### A block of data
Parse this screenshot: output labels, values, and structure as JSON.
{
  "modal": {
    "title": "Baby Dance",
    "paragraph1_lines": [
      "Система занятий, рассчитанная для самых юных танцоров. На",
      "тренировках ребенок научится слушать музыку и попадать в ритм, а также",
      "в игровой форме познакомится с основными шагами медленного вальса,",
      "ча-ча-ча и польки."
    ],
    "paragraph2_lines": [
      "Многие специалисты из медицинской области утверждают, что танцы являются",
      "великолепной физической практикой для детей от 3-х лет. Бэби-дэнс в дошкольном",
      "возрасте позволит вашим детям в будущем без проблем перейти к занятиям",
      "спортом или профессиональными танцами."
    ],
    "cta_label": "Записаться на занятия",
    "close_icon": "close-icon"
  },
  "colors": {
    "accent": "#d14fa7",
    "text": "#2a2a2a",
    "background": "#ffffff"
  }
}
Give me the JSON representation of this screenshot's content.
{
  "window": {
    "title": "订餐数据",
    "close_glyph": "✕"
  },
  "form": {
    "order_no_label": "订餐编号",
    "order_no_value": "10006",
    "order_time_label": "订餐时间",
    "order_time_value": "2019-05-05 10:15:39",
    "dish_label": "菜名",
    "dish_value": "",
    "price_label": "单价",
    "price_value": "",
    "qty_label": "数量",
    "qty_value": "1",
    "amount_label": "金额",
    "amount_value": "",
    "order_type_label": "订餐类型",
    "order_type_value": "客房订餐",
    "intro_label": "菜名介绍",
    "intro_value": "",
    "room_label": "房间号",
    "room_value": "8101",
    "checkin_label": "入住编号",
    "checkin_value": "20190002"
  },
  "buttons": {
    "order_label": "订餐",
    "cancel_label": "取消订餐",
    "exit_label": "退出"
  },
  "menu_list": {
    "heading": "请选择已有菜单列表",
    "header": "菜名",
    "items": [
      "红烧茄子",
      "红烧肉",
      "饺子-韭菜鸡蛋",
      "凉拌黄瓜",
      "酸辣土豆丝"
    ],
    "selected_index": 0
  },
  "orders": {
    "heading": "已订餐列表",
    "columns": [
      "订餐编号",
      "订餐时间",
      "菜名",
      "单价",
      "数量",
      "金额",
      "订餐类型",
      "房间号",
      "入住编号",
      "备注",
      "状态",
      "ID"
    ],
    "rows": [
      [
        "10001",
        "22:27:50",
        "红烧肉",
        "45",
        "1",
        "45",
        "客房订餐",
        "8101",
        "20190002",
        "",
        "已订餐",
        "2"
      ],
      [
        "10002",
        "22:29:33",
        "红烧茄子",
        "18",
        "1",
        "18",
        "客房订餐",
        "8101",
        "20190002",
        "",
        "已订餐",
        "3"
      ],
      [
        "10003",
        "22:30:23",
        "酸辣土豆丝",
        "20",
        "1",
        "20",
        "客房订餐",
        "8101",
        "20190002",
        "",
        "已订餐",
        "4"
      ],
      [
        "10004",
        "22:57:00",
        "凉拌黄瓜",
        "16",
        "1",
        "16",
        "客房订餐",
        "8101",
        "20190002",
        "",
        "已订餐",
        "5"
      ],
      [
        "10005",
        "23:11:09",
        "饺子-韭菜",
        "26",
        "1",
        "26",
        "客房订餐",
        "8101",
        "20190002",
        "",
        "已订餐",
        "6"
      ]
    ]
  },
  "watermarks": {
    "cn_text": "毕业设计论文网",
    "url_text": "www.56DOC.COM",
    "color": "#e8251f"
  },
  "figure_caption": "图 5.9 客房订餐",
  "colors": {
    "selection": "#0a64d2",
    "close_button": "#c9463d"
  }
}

### Given task
Take the listing above and write it out again exactly.

### The reply
Parse this screenshot: output labels, values, and structure as JSON.
{
  "modal": {
    "title": "Baby Dance",
    "paragraph1_lines": [
      "Система занятий, рассчитанная для самых юных танцоров. На",
      "тренировках ребенок научится слушать музыку и попадать в ритм, а также",
      "в игровой форме познакомится с основными шагами медленного вальса,",
      "ча-ча-ча и польки."
    ],
    "paragraph2_lines": [
      "Многие специалисты из медицинской области утверждают, что танцы являются",
      "великолепной физической практикой для детей от 3-х лет. Бэби-дэнс в дошкольном",
      "возрасте позволит вашим детям в будущем без проблем перейти к занятиям",
      "спортом или профессиональными танцами."
    ],
    "cta_label": "Записаться на занятия",
    "close_icon": "close-icon"
  },
  "colors": {
    "accent": "#d14fa7",
    "text": "#2a2a2a",
    "background": "#ffffff"
  }
}
Give me the JSON representation of this screenshot's content.
{
  "window": {
    "title": "订餐数据",
    "close_glyph": "✕"
  },
  "form": {
    "order_no_label": "订餐编号",
    "order_no_value": "10006",
    "order_time_label": "订餐时间",
    "order_time_value": "2019-05-05 10:15:39",
    "dish_label": "菜名",
    "dish_value": "",
    "price_label": "单价",
    "price_value": "",
    "qty_label": "数量",
    "qty_value": "1",
    "amount_label": "金额",
    "amount_value": "",
    "order_type_label": "订餐类型",
    "order_type_value": "客房订餐",
    "intro_label": "菜名介绍",
    "intro_value": "",
    "room_label": "房间号",
    "room_value": "8101",
    "checkin_label": "入住编号",
    "checkin_value": "20190002"
  },
  "buttons": {
    "order_label": "订餐",
    "cancel_label": "取消订餐",
    "exit_label": "退出"
  },
  "menu_list": {
    "heading": "请选择已有菜单列表",
    "header": "菜名",
    "items": [
      "红烧茄子",
      "红烧肉",
      "饺子-韭菜鸡蛋",
      "凉拌黄瓜",
      "酸辣土豆丝"
    ],
    "selected_index": 0
  },
  "orders": {
    "heading": "已订餐列表",
    "columns": [
      "订餐编号",
      "订餐时间",
      "菜名",
      "单价",
      "数量",
      "金额",
      "订餐类型",
      "房间号",
      "入住编号",
      "备注",
      "状态",
      "ID"
    ],
    "rows": [
      [
        "10001",
        "22:27:50",
        "红烧肉",
        "45",
        "1",
        "45",
        "客房订餐",
        "8101",
        "20190002",
        "",
        "已订餐",
        "2"
      ],
      [
        "10002",
        "22:29:33",
        "红烧茄子",
        "18",
        "1",
        "18",
        "客房订餐",
        "8101",
        "20190002",
        "",
        "已订餐",
        "3"
      ],
      [
        "10003",
        "22:30:23",
        "酸辣土豆丝",
        "20",
        "1",
        "20",
        "客房订餐",
        "8101",
        "20190002",
        "",
        "已订餐",
        "4"
      ],
      [
        "10004",
        "22:57:00",
        "凉拌黄瓜",
        "16",
        "1",
        "16",
        "客房订餐",
        "8101",
        "20190002",
        "",
        "已订餐",
        "5"
      ],
      [
        "10005",
        "23:11:09",
        "饺子-韭菜",
        "26",
        "1",
        "26",
        "客房订餐",
        "8101",
        "20190002",
        "",
        "已订餐",
        "6"
      ]
    ]
  },
  "watermarks": {
    "cn_text": "毕业设计论文网",
    "url_text": "www.56DOC.COM",
    "color": "#e8251f"
  },
  "figure_caption": "图 5.9 客房订餐",
  "colors": {
    "selection": "#0a64d2",
    "close_button": "#c9463d"
  }
}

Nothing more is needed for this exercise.